>> start
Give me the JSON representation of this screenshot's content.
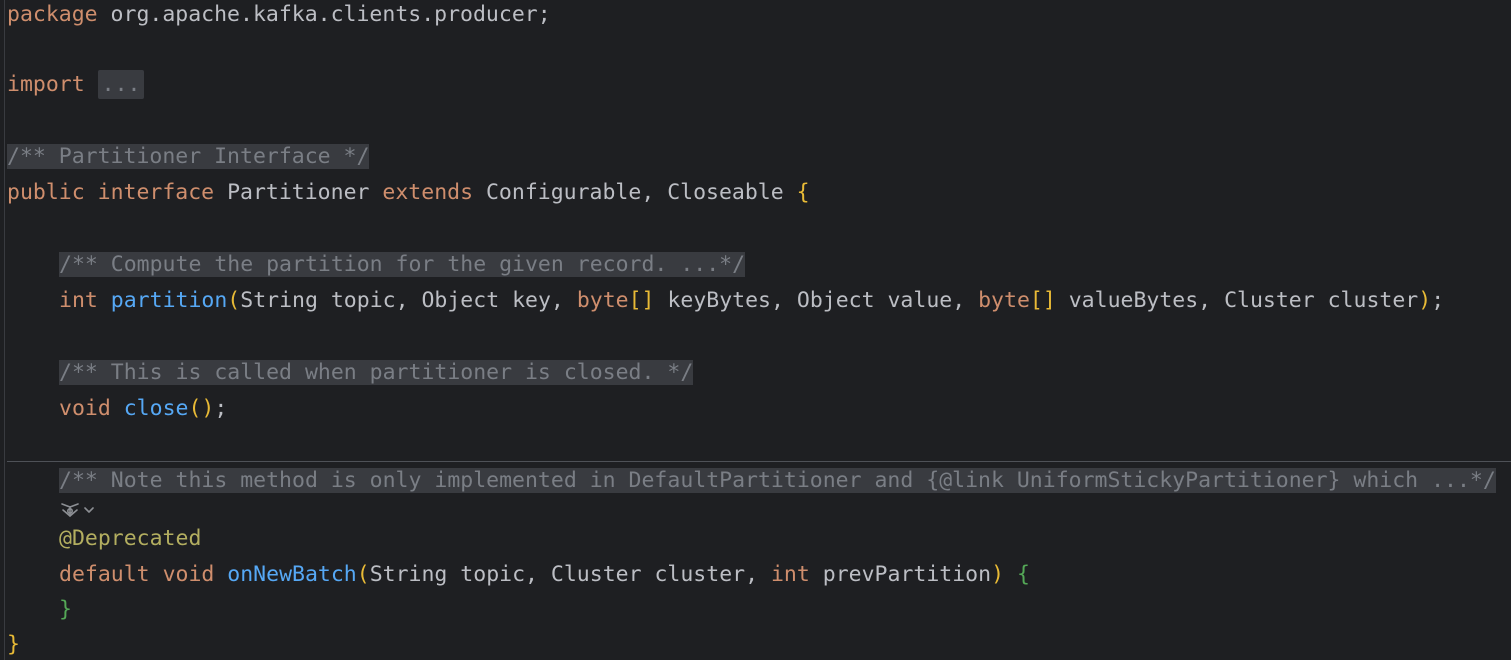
{
  "code": {
    "package_kw": "package",
    "package_name": " org.apache.kafka.clients.producer;",
    "import_kw": "import",
    "import_fold": "...",
    "interface_doc": "/** Partitioner Interface */",
    "public_kw": "public",
    "interface_kw": "interface",
    "class_name": "Partitioner",
    "extends_kw": "extends",
    "supertypes": "Configurable, Closeable",
    "open_brace": "{",
    "partition_doc": "/** Compute the partition for the given record. ...*/",
    "int_kw": "int",
    "partition_fn": "partition",
    "p_open": "(",
    "p_args1": "String topic, Object key,",
    "byte_kw": "byte",
    "brackets": "[]",
    "p_args2": "keyBytes, Object value,",
    "p_args3": "valueBytes, Cluster cluster",
    "p_close": ")",
    "semicolon": ";",
    "close_doc": "/** This is called when partitioner is closed. */",
    "void_kw": "void",
    "close_fn": "close",
    "empty_parens": "()",
    "batch_doc": "/** Note this method is only implemented in DefaultPartitioner and {@link UniformStickyPartitioner} which ...*/",
    "annotation": "@Deprecated",
    "default_kw": "default",
    "batch_fn": "onNewBatch",
    "b_args1": "String topic, Cluster cluster,",
    "b_args2": "prevPartition",
    "close_brace": "}"
  },
  "icons": {
    "inlay_hint": "ai-assistant-icon",
    "inlay_dropdown": "chevron-down-icon"
  }
}
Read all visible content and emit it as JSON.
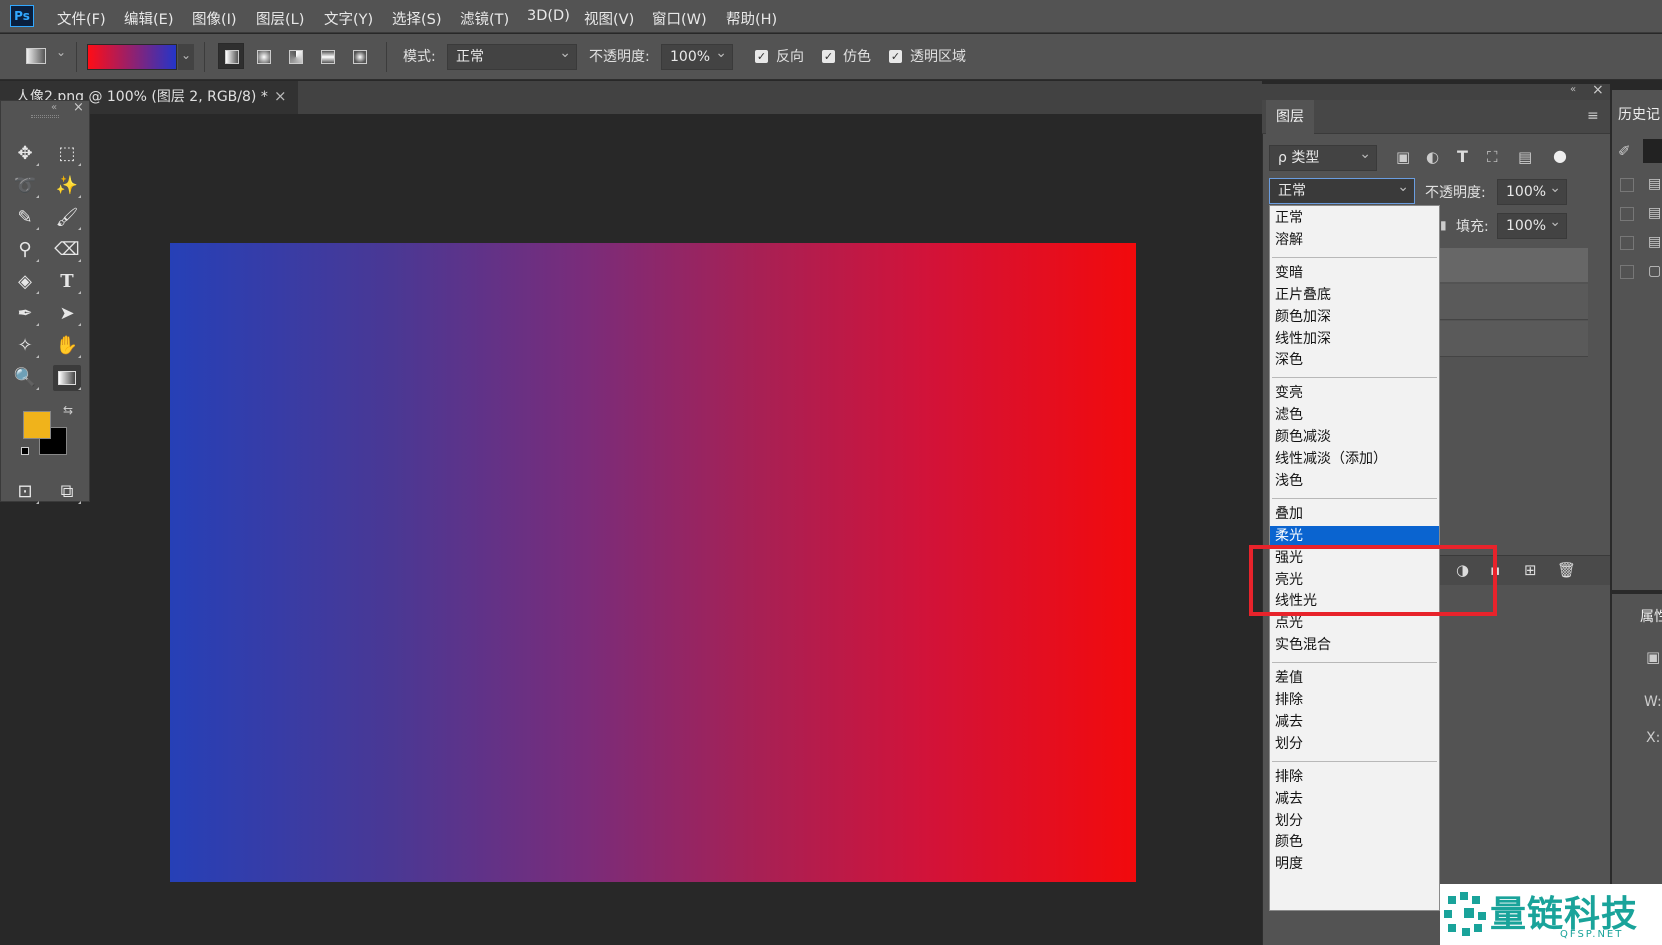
{
  "app": {
    "logo": "Ps"
  },
  "menubar": {
    "items": [
      "文件(F)",
      "编辑(E)",
      "图像(I)",
      "图层(L)",
      "文字(Y)",
      "选择(S)",
      "滤镜(T)",
      "3D(D)",
      "视图(V)",
      "窗口(W)",
      "帮助(H)"
    ]
  },
  "options": {
    "mode_label": "模式:",
    "mode_value": "正常",
    "opacity_label": "不透明度:",
    "opacity_value": "100%",
    "reverse_label": "反向",
    "dither_label": "仿色",
    "transparency_label": "透明区域",
    "gradient_colors": [
      "#ff0d16",
      "#2435c8"
    ]
  },
  "document": {
    "tab_title": "人像2.png @ 100% (图层 2, RGB/8) *",
    "gradient_colors": [
      "#2640b7",
      "#f20a0c"
    ]
  },
  "toolbar": {
    "foreground_color": "#f0b31b",
    "background_color": "#000000"
  },
  "layers_panel": {
    "tab_label": "图层",
    "filter_label": "ρ 类型",
    "blend_mode": "正常",
    "opacity_label": "不透明度:",
    "opacity_value": "100%",
    "fill_label": "填充:",
    "fill_value": "100%"
  },
  "blend_modes": {
    "groups": [
      [
        "正常",
        "溶解"
      ],
      [
        "变暗",
        "正片叠底",
        "颜色加深",
        "线性加深",
        "深色"
      ],
      [
        "变亮",
        "滤色",
        "颜色减淡",
        "线性减淡（添加）",
        "浅色"
      ],
      [
        "叠加",
        "柔光",
        "强光",
        "亮光",
        "线性光",
        "点光",
        "实色混合"
      ],
      [
        "差值",
        "排除",
        "减去",
        "划分"
      ],
      [
        "排除",
        "减去",
        "划分",
        "颜色",
        "明度"
      ]
    ],
    "highlighted": "柔光"
  },
  "history_panel": {
    "tab_label": "历史记"
  },
  "properties_panel": {
    "tab_label": "属性",
    "w_label": "W:",
    "x_label": "X:"
  },
  "watermark": {
    "text": "量链科技",
    "sub": "QFSP.NET"
  }
}
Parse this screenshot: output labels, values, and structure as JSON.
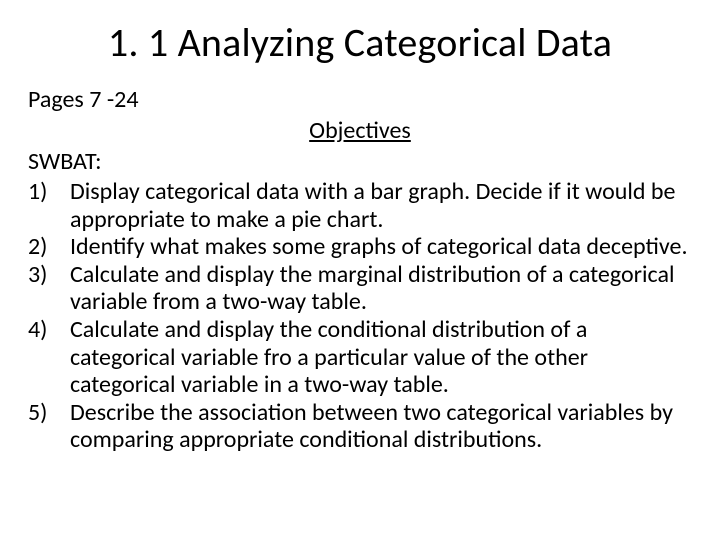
{
  "title": "1. 1 Analyzing Categorical Data",
  "pages": "Pages 7 -24",
  "subheading": "Objectives",
  "swbat": "SWBAT:",
  "objectives": [
    "Display categorical data with a bar graph.  Decide if it would be appropriate to make a pie chart.",
    "Identify what makes some graphs of categorical data deceptive.",
    "Calculate and display the marginal distribution of a categorical variable from a two-way table.",
    "Calculate and display the conditional distribution of a categorical variable fro a particular value of the other categorical variable in a two-way table.",
    "Describe the association between two categorical variables by comparing appropriate conditional distributions."
  ]
}
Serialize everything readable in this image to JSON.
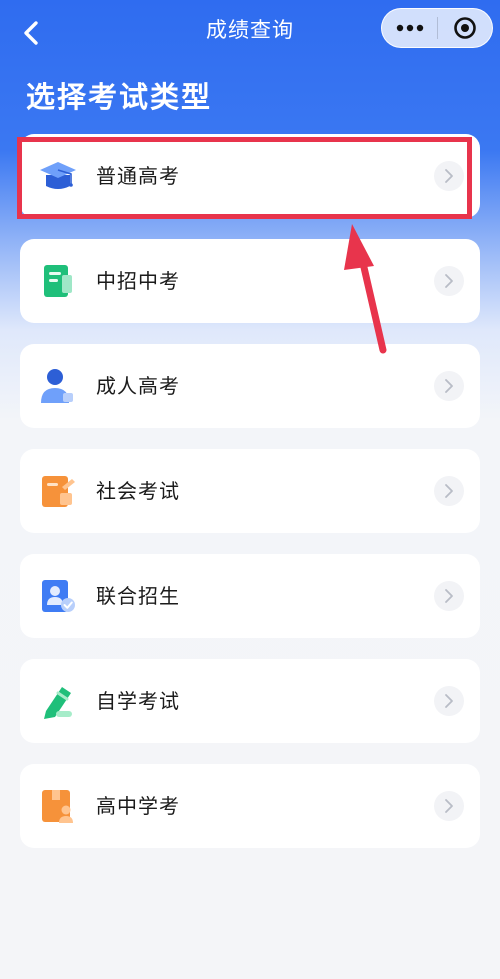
{
  "nav": {
    "title": "成绩查询"
  },
  "page_title": "选择考试类型",
  "exam_types": [
    {
      "label": "普通高考",
      "icon": "graduation-cap-icon",
      "color": "#3f7cf4"
    },
    {
      "label": "中招中考",
      "icon": "notebook-icon",
      "color": "#1fbf7a"
    },
    {
      "label": "成人高考",
      "icon": "person-icon",
      "color": "#3f7cf4"
    },
    {
      "label": "社会考试",
      "icon": "certificate-icon",
      "color": "#f6923a"
    },
    {
      "label": "联合招生",
      "icon": "id-badge-check-icon",
      "color": "#3f7cf4"
    },
    {
      "label": "自学考试",
      "icon": "pen-icon",
      "color": "#1fbf7a"
    },
    {
      "label": "高中学考",
      "icon": "box-person-icon",
      "color": "#f6923a"
    }
  ],
  "colors": {
    "header_blue": "#2f6cf0",
    "highlight_red": "#e8344c"
  }
}
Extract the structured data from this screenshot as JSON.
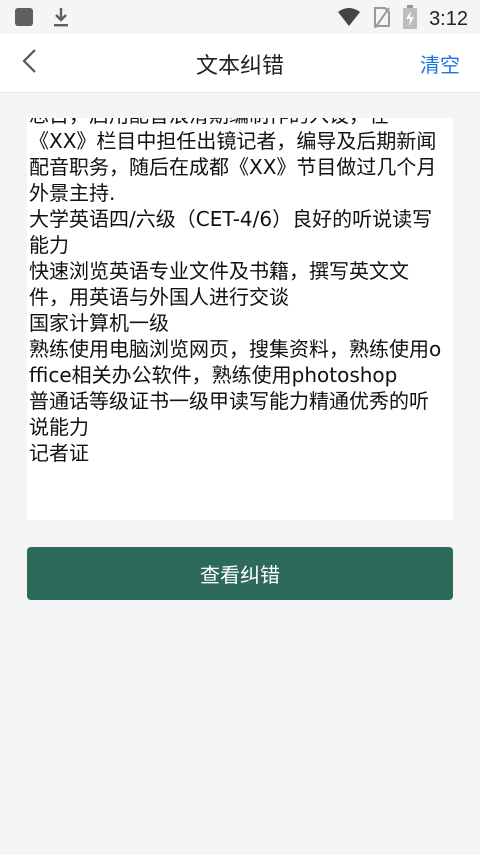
>> end
• TASK GOAL: Scan the listing above and identify each line holding the string "JSON"; copy every such line.

• COMPLETED TASK:
Give me the JSON representation of this screenshot's content.
Read all visible content and emit it as JSON.
Parse this screenshot: output labels, values, and structure as JSON.
Serialize everything readable in this image to JSON.
Extract the structured data from this screenshot as JSON.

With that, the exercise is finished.